:: RECORDS SUPPLIED

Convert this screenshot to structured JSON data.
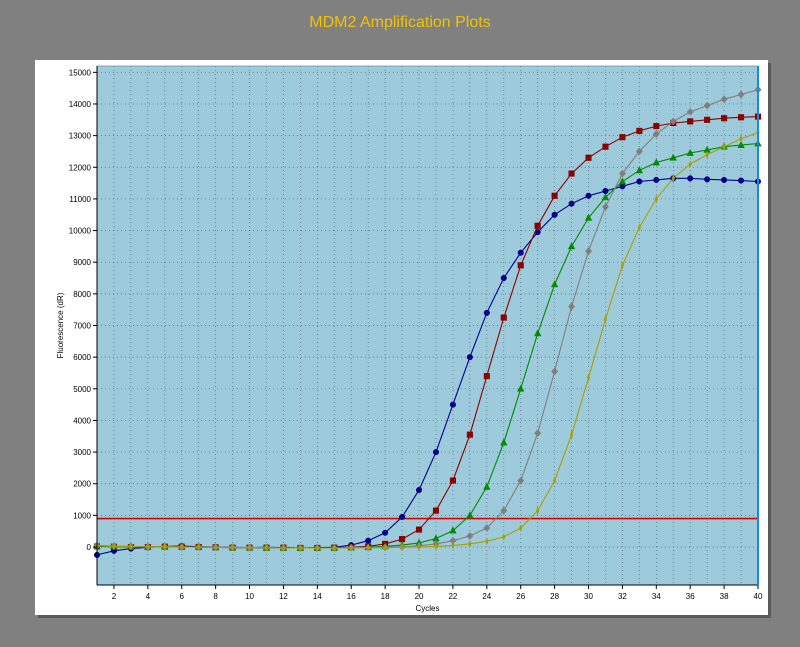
{
  "page": {
    "title": "MDM2 Amplification Plots"
  },
  "chart_data": {
    "type": "line",
    "title": "MDM2 Amplification Plots",
    "xlabel": "Cycles",
    "ylabel": "Fluorescence (dR)",
    "xlim": [
      1,
      40
    ],
    "ylim": [
      -1200,
      15200
    ],
    "x_ticks": [
      2,
      4,
      6,
      8,
      10,
      12,
      14,
      16,
      18,
      20,
      22,
      24,
      26,
      28,
      30,
      32,
      34,
      36,
      38,
      40
    ],
    "y_ticks": [
      0,
      1000,
      2000,
      3000,
      4000,
      5000,
      6000,
      7000,
      8000,
      9000,
      10000,
      11000,
      12000,
      13000,
      14000,
      15000
    ],
    "grid": true,
    "plot_background": "#9ecbdc",
    "threshold": {
      "value": 900,
      "color": "#dd0000"
    },
    "x": [
      1,
      2,
      3,
      4,
      5,
      6,
      7,
      8,
      9,
      10,
      11,
      12,
      13,
      14,
      15,
      16,
      17,
      18,
      19,
      20,
      21,
      22,
      23,
      24,
      25,
      26,
      27,
      28,
      29,
      30,
      31,
      32,
      33,
      34,
      35,
      36,
      37,
      38,
      39,
      40
    ],
    "series": [
      {
        "color": "#00008b",
        "marker": "circle",
        "values": [
          -250,
          -120,
          -50,
          -10,
          20,
          30,
          10,
          0,
          -10,
          -20,
          -10,
          -20,
          -30,
          -20,
          -10,
          60,
          200,
          450,
          950,
          1800,
          3000,
          4500,
          6000,
          7400,
          8500,
          9300,
          9950,
          10500,
          10850,
          11100,
          11250,
          11400,
          11550,
          11600,
          11650,
          11650,
          11620,
          11600,
          11580,
          11550
        ]
      },
      {
        "color": "#8b0000",
        "marker": "square",
        "values": [
          20,
          10,
          0,
          0,
          10,
          10,
          0,
          -10,
          -20,
          -20,
          -20,
          -20,
          -30,
          -30,
          -20,
          -10,
          20,
          100,
          250,
          550,
          1150,
          2100,
          3550,
          5400,
          7250,
          8900,
          10150,
          11100,
          11800,
          12300,
          12650,
          12950,
          13150,
          13300,
          13400,
          13450,
          13500,
          13550,
          13580,
          13600
        ]
      },
      {
        "color": "#008b00",
        "marker": "triangle",
        "values": [
          30,
          20,
          10,
          0,
          10,
          0,
          0,
          -10,
          -20,
          -20,
          -30,
          -30,
          -30,
          -30,
          -30,
          -20,
          -10,
          20,
          60,
          130,
          270,
          520,
          1000,
          1900,
          3300,
          5000,
          6750,
          8300,
          9500,
          10400,
          11050,
          11550,
          11900,
          12150,
          12300,
          12450,
          12550,
          12650,
          12700,
          12750
        ]
      },
      {
        "color": "#7f7f7f",
        "marker": "diamond",
        "values": [
          50,
          30,
          20,
          10,
          10,
          0,
          0,
          -10,
          -10,
          -20,
          -20,
          -30,
          -30,
          -30,
          -30,
          -20,
          -20,
          -10,
          10,
          40,
          100,
          200,
          350,
          600,
          1150,
          2100,
          3600,
          5550,
          7600,
          9350,
          10750,
          11800,
          12500,
          13050,
          13450,
          13750,
          13950,
          14150,
          14300,
          14450
        ]
      },
      {
        "color": "#a8a000",
        "marker": "star",
        "values": [
          40,
          20,
          10,
          0,
          10,
          0,
          0,
          -10,
          -20,
          -20,
          -20,
          -30,
          -30,
          -30,
          -30,
          -30,
          -20,
          -20,
          -10,
          0,
          20,
          50,
          100,
          180,
          320,
          600,
          1150,
          2100,
          3550,
          5350,
          7200,
          8900,
          10100,
          11000,
          11650,
          12100,
          12400,
          12650,
          12900,
          13100
        ]
      }
    ]
  }
}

::::

GIVEN INSTRUCTION: Pick out the lines containing the string "Plots".

EXPECTED OUTPUT:
    "title": "MDM2 Amplification Plots"
    "title": "MDM2 Amplification Plots",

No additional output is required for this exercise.